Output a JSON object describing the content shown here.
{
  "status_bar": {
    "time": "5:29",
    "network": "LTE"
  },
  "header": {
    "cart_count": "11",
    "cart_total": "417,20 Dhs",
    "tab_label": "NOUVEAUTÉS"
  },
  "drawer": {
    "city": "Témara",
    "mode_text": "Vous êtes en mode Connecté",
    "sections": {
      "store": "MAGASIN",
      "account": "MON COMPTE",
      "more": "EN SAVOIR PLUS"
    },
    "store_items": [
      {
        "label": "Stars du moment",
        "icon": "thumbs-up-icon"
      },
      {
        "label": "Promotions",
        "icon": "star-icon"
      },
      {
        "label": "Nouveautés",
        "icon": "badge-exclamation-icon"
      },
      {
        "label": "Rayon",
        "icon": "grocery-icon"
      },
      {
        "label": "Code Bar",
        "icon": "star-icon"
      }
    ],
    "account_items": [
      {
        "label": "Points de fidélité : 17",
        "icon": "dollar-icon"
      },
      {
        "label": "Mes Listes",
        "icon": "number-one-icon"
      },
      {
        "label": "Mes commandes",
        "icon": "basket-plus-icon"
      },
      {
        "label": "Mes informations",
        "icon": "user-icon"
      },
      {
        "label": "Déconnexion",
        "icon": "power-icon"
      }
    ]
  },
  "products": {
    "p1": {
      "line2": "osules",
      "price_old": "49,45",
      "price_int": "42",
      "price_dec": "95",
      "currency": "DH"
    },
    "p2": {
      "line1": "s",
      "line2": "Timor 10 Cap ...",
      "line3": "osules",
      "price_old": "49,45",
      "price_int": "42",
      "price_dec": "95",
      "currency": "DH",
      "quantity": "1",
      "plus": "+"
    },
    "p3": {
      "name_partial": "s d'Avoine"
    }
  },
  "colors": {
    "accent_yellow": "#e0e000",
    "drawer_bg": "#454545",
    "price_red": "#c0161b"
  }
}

=-=-=-=-=

- [Written request]: Repeat the material in full, exactly as it stands.

- [Output of the exercise]:
Output a JSON object describing the content shown here.
{
  "status_bar": {
    "time": "5:29",
    "network": "LTE"
  },
  "header": {
    "cart_count": "11",
    "cart_total": "417,20 Dhs",
    "tab_label": "NOUVEAUTÉS"
  },
  "drawer": {
    "city": "Témara",
    "mode_text": "Vous êtes en mode Connecté",
    "sections": {
      "store": "MAGASIN",
      "account": "MON COMPTE",
      "more": "EN SAVOIR PLUS"
    },
    "store_items": [
      {
        "label": "Stars du moment",
        "icon": "thumbs-up-icon"
      },
      {
        "label": "Promotions",
        "icon": "star-icon"
      },
      {
        "label": "Nouveautés",
        "icon": "badge-exclamation-icon"
      },
      {
        "label": "Rayon",
        "icon": "grocery-icon"
      },
      {
        "label": "Code Bar",
        "icon": "star-icon"
      }
    ],
    "account_items": [
      {
        "label": "Points de fidélité : 17",
        "icon": "dollar-icon"
      },
      {
        "label": "Mes Listes",
        "icon": "number-one-icon"
      },
      {
        "label": "Mes commandes",
        "icon": "basket-plus-icon"
      },
      {
        "label": "Mes informations",
        "icon": "user-icon"
      },
      {
        "label": "Déconnexion",
        "icon": "power-icon"
      }
    ]
  },
  "products": {
    "p1": {
      "line2": "osules",
      "price_old": "49,45",
      "price_int": "42",
      "price_dec": "95",
      "currency": "DH"
    },
    "p2": {
      "line1": "s",
      "line2": "Timor 10 Cap ...",
      "line3": "osules",
      "price_old": "49,45",
      "price_int": "42",
      "price_dec": "95",
      "currency": "DH",
      "quantity": "1",
      "plus": "+"
    },
    "p3": {
      "name_partial": "s d'Avoine"
    }
  },
  "colors": {
    "accent_yellow": "#e0e000",
    "drawer_bg": "#454545",
    "price_red": "#c0161b"
  }
}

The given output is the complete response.